_DATA SUPPLIED_

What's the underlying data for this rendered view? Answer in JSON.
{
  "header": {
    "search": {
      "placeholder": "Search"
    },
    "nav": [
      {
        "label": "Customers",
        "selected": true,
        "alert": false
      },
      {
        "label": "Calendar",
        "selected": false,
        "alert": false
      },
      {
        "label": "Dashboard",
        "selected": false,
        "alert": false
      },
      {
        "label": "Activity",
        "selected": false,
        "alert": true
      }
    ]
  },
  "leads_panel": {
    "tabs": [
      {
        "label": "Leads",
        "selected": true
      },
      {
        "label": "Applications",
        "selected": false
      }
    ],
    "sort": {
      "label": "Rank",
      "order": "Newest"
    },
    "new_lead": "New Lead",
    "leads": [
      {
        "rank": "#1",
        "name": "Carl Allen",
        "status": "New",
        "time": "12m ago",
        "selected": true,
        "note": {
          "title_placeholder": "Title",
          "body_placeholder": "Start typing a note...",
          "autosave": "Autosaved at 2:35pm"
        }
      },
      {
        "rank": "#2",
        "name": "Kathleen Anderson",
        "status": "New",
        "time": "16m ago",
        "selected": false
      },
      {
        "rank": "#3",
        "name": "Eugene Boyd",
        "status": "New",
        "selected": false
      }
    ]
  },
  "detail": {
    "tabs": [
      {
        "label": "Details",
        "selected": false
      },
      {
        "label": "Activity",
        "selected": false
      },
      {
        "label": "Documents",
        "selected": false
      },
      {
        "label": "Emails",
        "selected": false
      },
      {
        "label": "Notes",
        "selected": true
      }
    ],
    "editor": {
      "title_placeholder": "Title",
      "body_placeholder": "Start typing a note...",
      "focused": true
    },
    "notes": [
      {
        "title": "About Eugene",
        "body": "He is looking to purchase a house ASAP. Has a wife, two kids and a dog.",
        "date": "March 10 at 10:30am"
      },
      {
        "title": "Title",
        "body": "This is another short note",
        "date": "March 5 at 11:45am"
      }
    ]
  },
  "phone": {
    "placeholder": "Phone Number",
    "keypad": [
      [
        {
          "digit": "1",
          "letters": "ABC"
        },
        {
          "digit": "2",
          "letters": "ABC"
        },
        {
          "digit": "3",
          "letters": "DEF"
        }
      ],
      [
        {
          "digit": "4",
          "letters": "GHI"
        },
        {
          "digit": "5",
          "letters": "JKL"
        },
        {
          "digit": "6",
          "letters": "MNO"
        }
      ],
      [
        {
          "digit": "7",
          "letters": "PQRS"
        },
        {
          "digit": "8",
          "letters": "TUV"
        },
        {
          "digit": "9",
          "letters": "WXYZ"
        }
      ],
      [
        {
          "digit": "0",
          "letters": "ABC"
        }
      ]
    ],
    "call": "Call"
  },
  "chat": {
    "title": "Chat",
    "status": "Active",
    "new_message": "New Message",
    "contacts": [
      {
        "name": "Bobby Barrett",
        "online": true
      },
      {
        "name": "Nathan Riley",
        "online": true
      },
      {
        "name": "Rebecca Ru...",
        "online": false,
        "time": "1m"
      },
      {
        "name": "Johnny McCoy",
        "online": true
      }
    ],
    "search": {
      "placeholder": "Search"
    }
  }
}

_SET PROBLEM_
Word for word, write out all of the data above.

_SOLUTION TO THE PROBLEM_
What's the underlying data for this rendered view? Answer in JSON.
{
  "header": {
    "search": {
      "placeholder": "Search"
    },
    "nav": [
      {
        "label": "Customers",
        "selected": true,
        "alert": false
      },
      {
        "label": "Calendar",
        "selected": false,
        "alert": false
      },
      {
        "label": "Dashboard",
        "selected": false,
        "alert": false
      },
      {
        "label": "Activity",
        "selected": false,
        "alert": true
      }
    ]
  },
  "leads_panel": {
    "tabs": [
      {
        "label": "Leads",
        "selected": true
      },
      {
        "label": "Applications",
        "selected": false
      }
    ],
    "sort": {
      "label": "Rank",
      "order": "Newest"
    },
    "new_lead": "New Lead",
    "leads": [
      {
        "rank": "#1",
        "name": "Carl Allen",
        "status": "New",
        "time": "12m ago",
        "selected": true,
        "note": {
          "title_placeholder": "Title",
          "body_placeholder": "Start typing a note...",
          "autosave": "Autosaved at 2:35pm"
        }
      },
      {
        "rank": "#2",
        "name": "Kathleen Anderson",
        "status": "New",
        "time": "16m ago",
        "selected": false
      },
      {
        "rank": "#3",
        "name": "Eugene Boyd",
        "status": "New",
        "selected": false
      }
    ]
  },
  "detail": {
    "tabs": [
      {
        "label": "Details",
        "selected": false
      },
      {
        "label": "Activity",
        "selected": false
      },
      {
        "label": "Documents",
        "selected": false
      },
      {
        "label": "Emails",
        "selected": false
      },
      {
        "label": "Notes",
        "selected": true
      }
    ],
    "editor": {
      "title_placeholder": "Title",
      "body_placeholder": "Start typing a note...",
      "focused": true
    },
    "notes": [
      {
        "title": "About Eugene",
        "body": "He is looking to purchase a house ASAP. Has a wife, two kids and a dog.",
        "date": "March 10 at 10:30am"
      },
      {
        "title": "Title",
        "body": "This is another short note",
        "date": "March 5 at 11:45am"
      }
    ]
  },
  "phone": {
    "placeholder": "Phone Number",
    "keypad": [
      [
        {
          "digit": "1",
          "letters": "ABC"
        },
        {
          "digit": "2",
          "letters": "ABC"
        },
        {
          "digit": "3",
          "letters": "DEF"
        }
      ],
      [
        {
          "digit": "4",
          "letters": "GHI"
        },
        {
          "digit": "5",
          "letters": "JKL"
        },
        {
          "digit": "6",
          "letters": "MNO"
        }
      ],
      [
        {
          "digit": "7",
          "letters": "PQRS"
        },
        {
          "digit": "8",
          "letters": "TUV"
        },
        {
          "digit": "9",
          "letters": "WXYZ"
        }
      ],
      [
        {
          "digit": "0",
          "letters": "ABC"
        }
      ]
    ],
    "call": "Call"
  },
  "chat": {
    "title": "Chat",
    "status": "Active",
    "new_message": "New Message",
    "contacts": [
      {
        "name": "Bobby Barrett",
        "online": true
      },
      {
        "name": "Nathan Riley",
        "online": true
      },
      {
        "name": "Rebecca Ru...",
        "online": false,
        "time": "1m"
      },
      {
        "name": "Johnny McCoy",
        "online": true
      }
    ],
    "search": {
      "placeholder": "Search"
    }
  }
}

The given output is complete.